SOURCE DATA

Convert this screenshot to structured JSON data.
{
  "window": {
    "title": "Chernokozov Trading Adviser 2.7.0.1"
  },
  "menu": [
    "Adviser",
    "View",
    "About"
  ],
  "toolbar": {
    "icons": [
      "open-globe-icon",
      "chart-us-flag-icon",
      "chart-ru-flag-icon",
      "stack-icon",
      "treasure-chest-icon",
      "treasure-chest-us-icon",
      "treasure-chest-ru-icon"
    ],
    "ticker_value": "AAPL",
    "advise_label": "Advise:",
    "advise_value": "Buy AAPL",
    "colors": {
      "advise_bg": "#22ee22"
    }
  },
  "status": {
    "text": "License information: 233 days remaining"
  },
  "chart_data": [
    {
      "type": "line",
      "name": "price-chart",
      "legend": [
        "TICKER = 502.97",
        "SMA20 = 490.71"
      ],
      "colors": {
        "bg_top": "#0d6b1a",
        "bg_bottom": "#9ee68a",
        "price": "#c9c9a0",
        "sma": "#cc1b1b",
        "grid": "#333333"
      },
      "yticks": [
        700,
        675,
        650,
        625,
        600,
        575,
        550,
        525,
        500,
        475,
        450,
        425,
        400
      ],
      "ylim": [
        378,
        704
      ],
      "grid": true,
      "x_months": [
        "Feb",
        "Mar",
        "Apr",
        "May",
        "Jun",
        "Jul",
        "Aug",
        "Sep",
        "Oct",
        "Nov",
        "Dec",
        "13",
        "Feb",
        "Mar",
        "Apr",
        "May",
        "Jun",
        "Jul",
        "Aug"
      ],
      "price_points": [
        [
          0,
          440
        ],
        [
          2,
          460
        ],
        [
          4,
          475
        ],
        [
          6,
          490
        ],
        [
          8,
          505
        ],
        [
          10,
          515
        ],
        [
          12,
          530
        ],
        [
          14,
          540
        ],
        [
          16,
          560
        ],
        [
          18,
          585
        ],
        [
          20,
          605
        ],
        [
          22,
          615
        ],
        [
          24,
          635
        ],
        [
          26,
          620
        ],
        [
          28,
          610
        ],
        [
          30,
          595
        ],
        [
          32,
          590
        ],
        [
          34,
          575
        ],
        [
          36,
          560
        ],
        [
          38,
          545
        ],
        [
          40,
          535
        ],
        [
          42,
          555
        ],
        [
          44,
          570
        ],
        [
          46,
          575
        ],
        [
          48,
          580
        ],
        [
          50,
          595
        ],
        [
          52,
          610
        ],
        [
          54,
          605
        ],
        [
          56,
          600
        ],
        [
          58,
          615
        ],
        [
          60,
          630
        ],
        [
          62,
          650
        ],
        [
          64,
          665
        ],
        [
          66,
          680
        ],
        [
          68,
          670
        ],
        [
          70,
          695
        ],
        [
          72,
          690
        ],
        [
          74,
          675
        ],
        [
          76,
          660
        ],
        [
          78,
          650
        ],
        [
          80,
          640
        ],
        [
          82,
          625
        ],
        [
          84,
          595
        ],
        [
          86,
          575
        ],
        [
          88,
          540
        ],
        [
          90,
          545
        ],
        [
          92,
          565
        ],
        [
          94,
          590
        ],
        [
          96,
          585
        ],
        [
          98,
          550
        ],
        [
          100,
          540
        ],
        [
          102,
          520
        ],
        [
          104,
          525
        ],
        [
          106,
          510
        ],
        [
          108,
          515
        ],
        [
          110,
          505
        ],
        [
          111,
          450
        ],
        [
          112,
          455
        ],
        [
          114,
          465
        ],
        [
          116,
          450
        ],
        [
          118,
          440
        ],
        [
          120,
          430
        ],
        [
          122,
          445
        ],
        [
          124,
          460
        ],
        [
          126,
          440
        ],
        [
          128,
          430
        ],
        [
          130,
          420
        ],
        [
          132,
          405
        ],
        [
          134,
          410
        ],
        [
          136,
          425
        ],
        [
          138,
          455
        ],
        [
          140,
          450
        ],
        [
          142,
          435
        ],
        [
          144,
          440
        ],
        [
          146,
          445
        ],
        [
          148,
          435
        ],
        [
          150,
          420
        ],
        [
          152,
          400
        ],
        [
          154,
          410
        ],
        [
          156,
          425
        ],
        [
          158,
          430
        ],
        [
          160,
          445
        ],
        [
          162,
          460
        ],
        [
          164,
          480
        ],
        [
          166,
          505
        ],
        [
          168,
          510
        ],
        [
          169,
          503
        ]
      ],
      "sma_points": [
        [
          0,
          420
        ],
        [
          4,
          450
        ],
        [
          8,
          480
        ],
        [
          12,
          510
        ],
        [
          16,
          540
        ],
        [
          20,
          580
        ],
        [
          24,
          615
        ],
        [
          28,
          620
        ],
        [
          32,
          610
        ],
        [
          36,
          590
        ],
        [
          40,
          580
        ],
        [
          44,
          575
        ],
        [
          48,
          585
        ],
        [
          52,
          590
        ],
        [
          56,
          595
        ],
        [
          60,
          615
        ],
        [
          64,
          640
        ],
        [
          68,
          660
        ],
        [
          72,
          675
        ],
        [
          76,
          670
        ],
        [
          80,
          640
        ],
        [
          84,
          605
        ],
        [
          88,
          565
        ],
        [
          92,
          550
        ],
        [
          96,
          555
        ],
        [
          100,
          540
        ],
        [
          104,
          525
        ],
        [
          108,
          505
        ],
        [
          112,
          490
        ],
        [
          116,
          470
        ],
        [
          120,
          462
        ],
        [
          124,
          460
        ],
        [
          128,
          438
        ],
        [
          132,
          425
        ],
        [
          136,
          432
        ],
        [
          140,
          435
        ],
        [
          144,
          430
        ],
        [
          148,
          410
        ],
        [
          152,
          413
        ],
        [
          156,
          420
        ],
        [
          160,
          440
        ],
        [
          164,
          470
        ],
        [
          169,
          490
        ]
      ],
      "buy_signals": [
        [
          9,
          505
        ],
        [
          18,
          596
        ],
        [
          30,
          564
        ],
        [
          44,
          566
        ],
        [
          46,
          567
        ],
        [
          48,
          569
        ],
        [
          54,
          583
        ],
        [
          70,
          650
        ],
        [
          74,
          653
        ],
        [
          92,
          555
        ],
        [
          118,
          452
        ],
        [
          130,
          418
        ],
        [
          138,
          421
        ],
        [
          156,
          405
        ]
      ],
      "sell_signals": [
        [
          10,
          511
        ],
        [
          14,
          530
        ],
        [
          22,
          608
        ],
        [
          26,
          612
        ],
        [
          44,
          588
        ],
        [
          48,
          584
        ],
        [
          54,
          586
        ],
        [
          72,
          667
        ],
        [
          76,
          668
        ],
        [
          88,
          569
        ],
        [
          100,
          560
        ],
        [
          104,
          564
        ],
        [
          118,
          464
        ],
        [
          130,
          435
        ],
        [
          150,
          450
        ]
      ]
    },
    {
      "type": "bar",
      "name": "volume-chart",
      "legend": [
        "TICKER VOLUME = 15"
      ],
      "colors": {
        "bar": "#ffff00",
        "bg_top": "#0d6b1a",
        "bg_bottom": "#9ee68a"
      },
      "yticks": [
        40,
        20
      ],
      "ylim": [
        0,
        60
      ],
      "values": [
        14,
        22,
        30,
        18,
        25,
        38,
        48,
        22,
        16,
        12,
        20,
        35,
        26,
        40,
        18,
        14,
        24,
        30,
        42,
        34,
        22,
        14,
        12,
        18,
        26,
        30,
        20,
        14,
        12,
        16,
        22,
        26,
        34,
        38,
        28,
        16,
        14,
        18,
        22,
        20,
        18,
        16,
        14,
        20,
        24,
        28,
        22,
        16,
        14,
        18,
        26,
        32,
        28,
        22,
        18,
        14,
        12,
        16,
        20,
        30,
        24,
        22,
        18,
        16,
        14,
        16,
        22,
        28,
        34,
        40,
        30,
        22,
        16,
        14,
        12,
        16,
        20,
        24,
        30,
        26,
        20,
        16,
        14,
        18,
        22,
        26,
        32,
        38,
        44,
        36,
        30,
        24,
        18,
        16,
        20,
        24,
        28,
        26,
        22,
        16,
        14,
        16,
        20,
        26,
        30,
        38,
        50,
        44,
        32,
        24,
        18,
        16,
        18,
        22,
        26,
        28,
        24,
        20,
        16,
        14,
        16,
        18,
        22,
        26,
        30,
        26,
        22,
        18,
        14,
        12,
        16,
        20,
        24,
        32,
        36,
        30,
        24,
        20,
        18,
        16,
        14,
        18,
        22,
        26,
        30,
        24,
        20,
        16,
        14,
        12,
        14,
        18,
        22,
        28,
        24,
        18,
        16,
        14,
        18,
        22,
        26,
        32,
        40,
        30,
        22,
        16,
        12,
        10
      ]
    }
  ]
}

PROBLEM REQUIREMENTS
From the data above, pick out each line containing "treasure" and copy it.

EXERCISE ANSWER
      "treasure-chest-icon",
      "treasure-chest-us-icon",
      "treasure-chest-ru-icon"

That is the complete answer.